AIM:
Repeat every line of the listing below exactly, minus the pictures.

ENTRIES SHOWN:
┌──
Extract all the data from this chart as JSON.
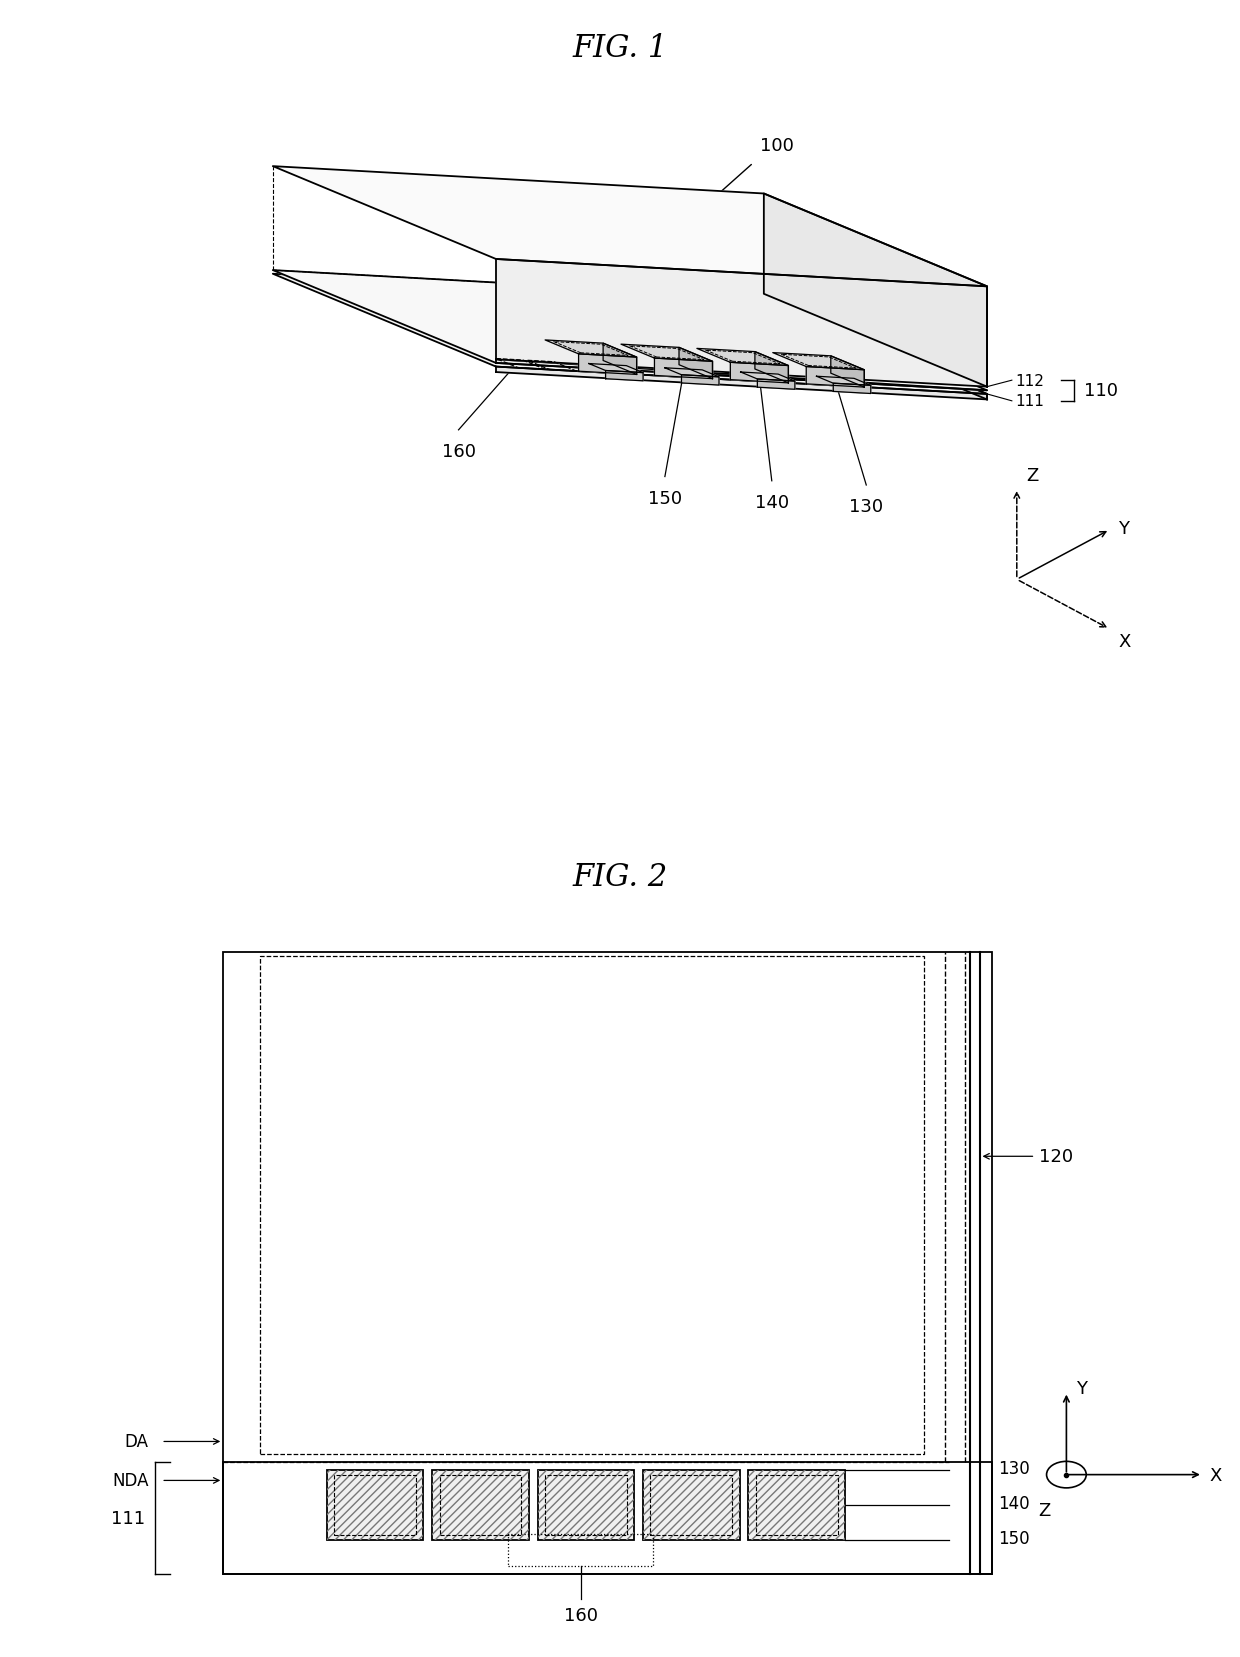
{
  "fig1_title": "FIG. 1",
  "fig2_title": "FIG. 2",
  "background_color": "#ffffff",
  "line_color": "#000000",
  "label_100": "100",
  "label_110": "110",
  "label_111": "111",
  "label_112": "112",
  "label_130": "130",
  "label_140": "140",
  "label_150": "150",
  "label_160": "160",
  "label_120": "120",
  "label_DA": "DA",
  "label_NDA": "NDA",
  "label_Z1": "Z",
  "label_Y1": "Y",
  "label_X1": "X",
  "label_Y2": "Y",
  "label_X2": "X",
  "label_Z2": "Z",
  "title_fontsize": 22,
  "label_fontsize": 13
}
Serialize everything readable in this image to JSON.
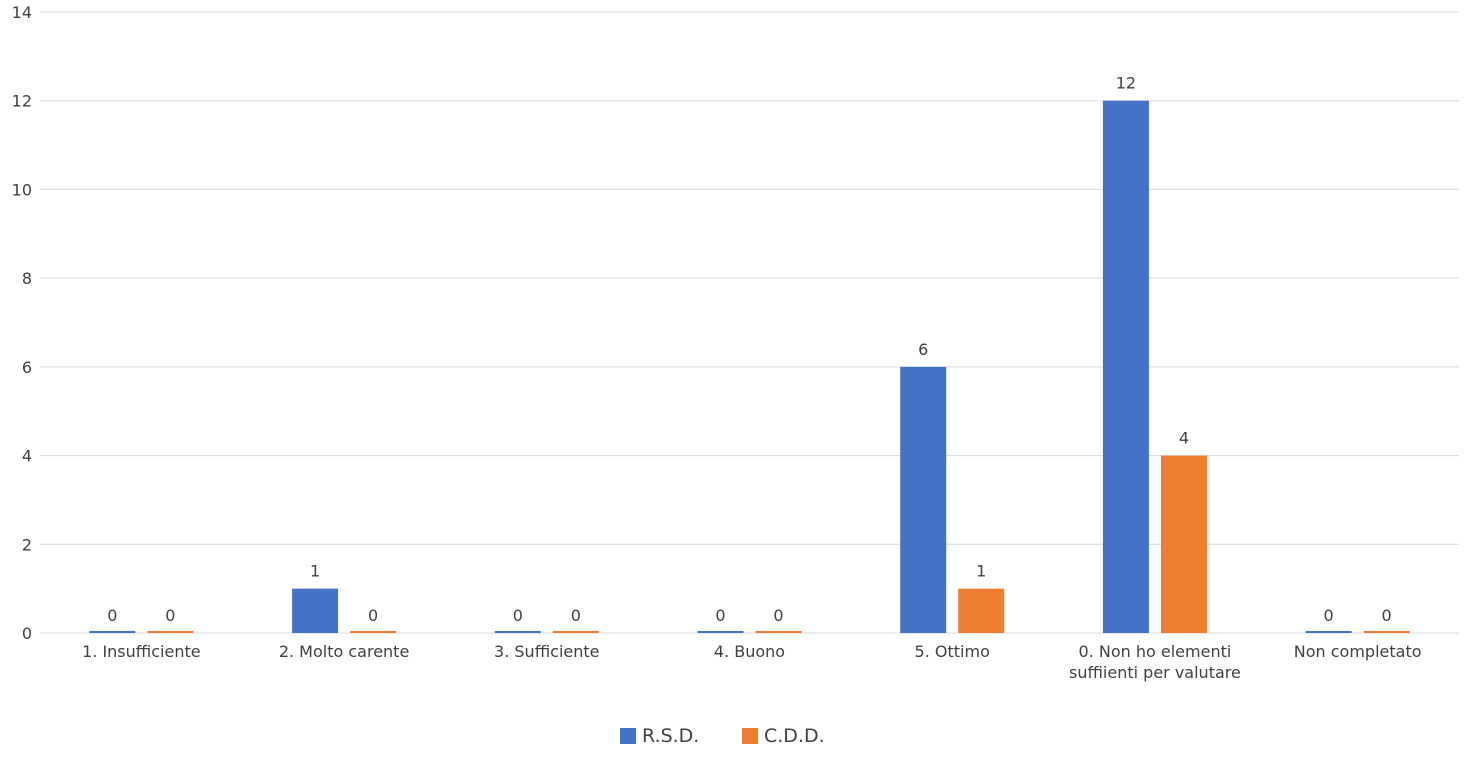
{
  "chart_data": {
    "type": "bar",
    "categories": [
      [
        "1. Insufficiente"
      ],
      [
        "2. Molto carente"
      ],
      [
        "3. Sufficiente"
      ],
      [
        "4. Buono"
      ],
      [
        "5. Ottimo"
      ],
      [
        "0. Non ho elementi",
        "suffiienti per valutare"
      ],
      [
        "Non completato"
      ]
    ],
    "series": [
      {
        "name": "R.S.D.",
        "color": "#4472C4",
        "values": [
          0,
          1,
          0,
          0,
          6,
          12,
          0
        ]
      },
      {
        "name": "C.D.D.",
        "color": "#ED7D31",
        "values": [
          0,
          0,
          0,
          0,
          1,
          4,
          0
        ]
      }
    ],
    "ylim": [
      0,
      14
    ],
    "yticks": [
      0,
      2,
      4,
      6,
      8,
      10,
      12,
      14
    ],
    "grid": true,
    "data_labels": true,
    "legend": "bottom-center"
  }
}
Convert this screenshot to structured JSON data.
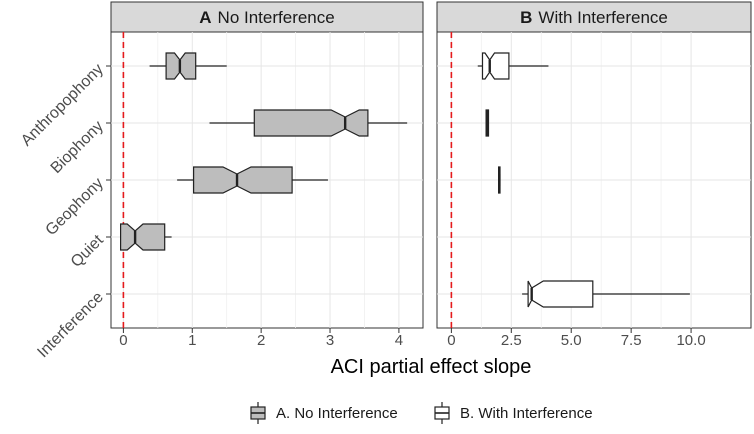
{
  "chart_data": {
    "type": "boxplot",
    "xlabel": "ACI partial effect slope",
    "categories": [
      "Anthropophony",
      "Biophony",
      "Geophony",
      "Quiet",
      "Interference"
    ],
    "reference_line": {
      "x": 0,
      "color": "#e41a1c",
      "style": "dashed"
    },
    "legend": {
      "position": "bottom",
      "entries": [
        {
          "label": "A. No Interference",
          "fill": "#bdbdbd"
        },
        {
          "label": "B. With Interference",
          "fill": "#ffffff"
        }
      ]
    },
    "panels": [
      {
        "letter": "A",
        "title": "No Interference",
        "fill": "#bdbdbd",
        "xlim": [
          -0.18,
          4.35
        ],
        "xticks": [
          0,
          1,
          2,
          3,
          4
        ],
        "xtick_labels": [
          "0",
          "1",
          "2",
          "3",
          "4"
        ],
        "boxes": [
          {
            "category": "Anthropophony",
            "whisker_low": 0.38,
            "q1": 0.62,
            "median": 0.82,
            "q3": 1.05,
            "whisker_high": 1.5
          },
          {
            "category": "Biophony",
            "whisker_low": 1.25,
            "q1": 1.9,
            "median": 3.22,
            "q3": 3.55,
            "whisker_high": 4.12
          },
          {
            "category": "Geophony",
            "whisker_low": 0.78,
            "q1": 1.02,
            "median": 1.65,
            "q3": 2.45,
            "whisker_high": 2.97
          },
          {
            "category": "Quiet",
            "whisker_low": -0.04,
            "q1": -0.04,
            "median": 0.17,
            "q3": 0.6,
            "whisker_high": 0.7
          }
        ]
      },
      {
        "letter": "B",
        "title": "With Interference",
        "fill": "#ffffff",
        "xlim": [
          -0.6,
          12.5
        ],
        "xticks": [
          0,
          2.5,
          5,
          7.5,
          10
        ],
        "xtick_labels": [
          "0",
          "2.5",
          "5.0",
          "7.5",
          "10.0"
        ],
        "boxes": [
          {
            "category": "Anthropophony",
            "whisker_low": 1.1,
            "q1": 1.3,
            "median": 1.6,
            "q3": 2.4,
            "whisker_high": 4.05
          },
          {
            "category": "Biophony",
            "whisker_low": 1.43,
            "q1": 1.45,
            "median": 1.5,
            "q3": 1.55,
            "whisker_high": 1.57
          },
          {
            "category": "Geophony",
            "whisker_low": 1.95,
            "q1": 1.97,
            "median": 2.0,
            "q3": 2.03,
            "whisker_high": 2.05
          },
          {
            "category": "Interference",
            "whisker_low": 2.95,
            "q1": 3.2,
            "median": 3.35,
            "q3": 5.9,
            "whisker_high": 9.95
          }
        ]
      }
    ]
  }
}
└──
RESULT FOR THIS TASK:
Extract all the data from this chart as JSON.
{
  "fig1_title": "FIG. 1",
  "fig2_title": "FIG. 2",
  "background_color": "#ffffff",
  "line_color": "#000000",
  "label_100": "100",
  "label_110": "110",
  "label_111": "111",
  "label_112": "112",
  "label_130": "130",
  "label_140": "140",
  "label_150": "150",
  "label_160": "160",
  "label_120": "120",
  "label_DA": "DA",
  "label_NDA": "NDA",
  "label_Z1": "Z",
  "label_Y1": "Y",
  "label_X1": "X",
  "label_Y2": "Y",
  "label_X2": "X",
  "label_Z2": "Z",
  "title_fontsize": 22,
  "label_fontsize": 13
}
Serialize everything readable in this image to JSON.
{
  "chart_data": {
    "type": "bar",
    "categories": [
      [
        "1. Insufficiente"
      ],
      [
        "2. Molto carente"
      ],
      [
        "3. Sufficiente"
      ],
      [
        "4. Buono"
      ],
      [
        "5. Ottimo"
      ],
      [
        "0. Non ho elementi",
        "suffiienti per valutare"
      ],
      [
        "Non completato"
      ]
    ],
    "series": [
      {
        "name": "R.S.D.",
        "color": "#4472C4",
        "values": [
          0,
          1,
          0,
          0,
          6,
          12,
          0
        ]
      },
      {
        "name": "C.D.D.",
        "color": "#ED7D31",
        "values": [
          0,
          0,
          0,
          0,
          1,
          4,
          0
        ]
      }
    ],
    "ylim": [
      0,
      14
    ],
    "yticks": [
      0,
      2,
      4,
      6,
      8,
      10,
      12,
      14
    ],
    "grid": true,
    "data_labels": true,
    "legend": "bottom-center"
  }
}
Convert this screenshot to structured JSON data.
{
  "chart_data": {
    "type": "boxplot",
    "xlabel": "ACI partial effect slope",
    "categories": [
      "Anthropophony",
      "Biophony",
      "Geophony",
      "Quiet",
      "Interference"
    ],
    "reference_line": {
      "x": 0,
      "color": "#e41a1c",
      "style": "dashed"
    },
    "legend": {
      "position": "bottom",
      "entries": [
        {
          "label": "A. No Interference",
          "fill": "#bdbdbd"
        },
        {
          "label": "B. With Interference",
          "fill": "#ffffff"
        }
      ]
    },
    "panels": [
      {
        "letter": "A",
        "title": "No Interference",
        "fill": "#bdbdbd",
        "xlim": [
          -0.18,
          4.35
        ],
        "xticks": [
          0,
          1,
          2,
          3,
          4
        ],
        "xtick_labels": [
          "0",
          "1",
          "2",
          "3",
          "4"
        ],
        "boxes": [
          {
            "category": "Anthropophony",
            "whisker_low": 0.38,
            "q1": 0.62,
            "median": 0.82,
            "q3": 1.05,
            "whisker_high": 1.5
          },
          {
            "category": "Biophony",
            "whisker_low": 1.25,
            "q1": 1.9,
            "median": 3.22,
            "q3": 3.55,
            "whisker_high": 4.12
          },
          {
            "category": "Geophony",
            "whisker_low": 0.78,
            "q1": 1.02,
            "median": 1.65,
            "q3": 2.45,
            "whisker_high": 2.97
          },
          {
            "category": "Quiet",
            "whisker_low": -0.04,
            "q1": -0.04,
            "median": 0.17,
            "q3": 0.6,
            "whisker_high": 0.7
          }
        ]
      },
      {
        "letter": "B",
        "title": "With Interference",
        "fill": "#ffffff",
        "xlim": [
          -0.6,
          12.5
        ],
        "xticks": [
          0,
          2.5,
          5,
          7.5,
          10
        ],
        "xtick_labels": [
          "0",
          "2.5",
          "5.0",
          "7.5",
          "10.0"
        ],
        "boxes": [
          {
            "category": "Anthropophony",
            "whisker_low": 1.1,
            "q1": 1.3,
            "median": 1.6,
            "q3": 2.4,
            "whisker_high": 4.05
          },
          {
            "category": "Biophony",
            "whisker_low": 1.43,
            "q1": 1.45,
            "median": 1.5,
            "q3": 1.55,
            "whisker_high": 1.57
          },
          {
            "category": "Geophony",
            "whisker_low": 1.95,
            "q1": 1.97,
            "median": 2.0,
            "q3": 2.03,
            "whisker_high": 2.05
          },
          {
            "category": "Interference",
            "whisker_low": 2.95,
            "q1": 3.2,
            "median": 3.35,
            "q3": 5.9,
            "whisker_high": 9.95
          }
        ]
      }
    ]
  }
}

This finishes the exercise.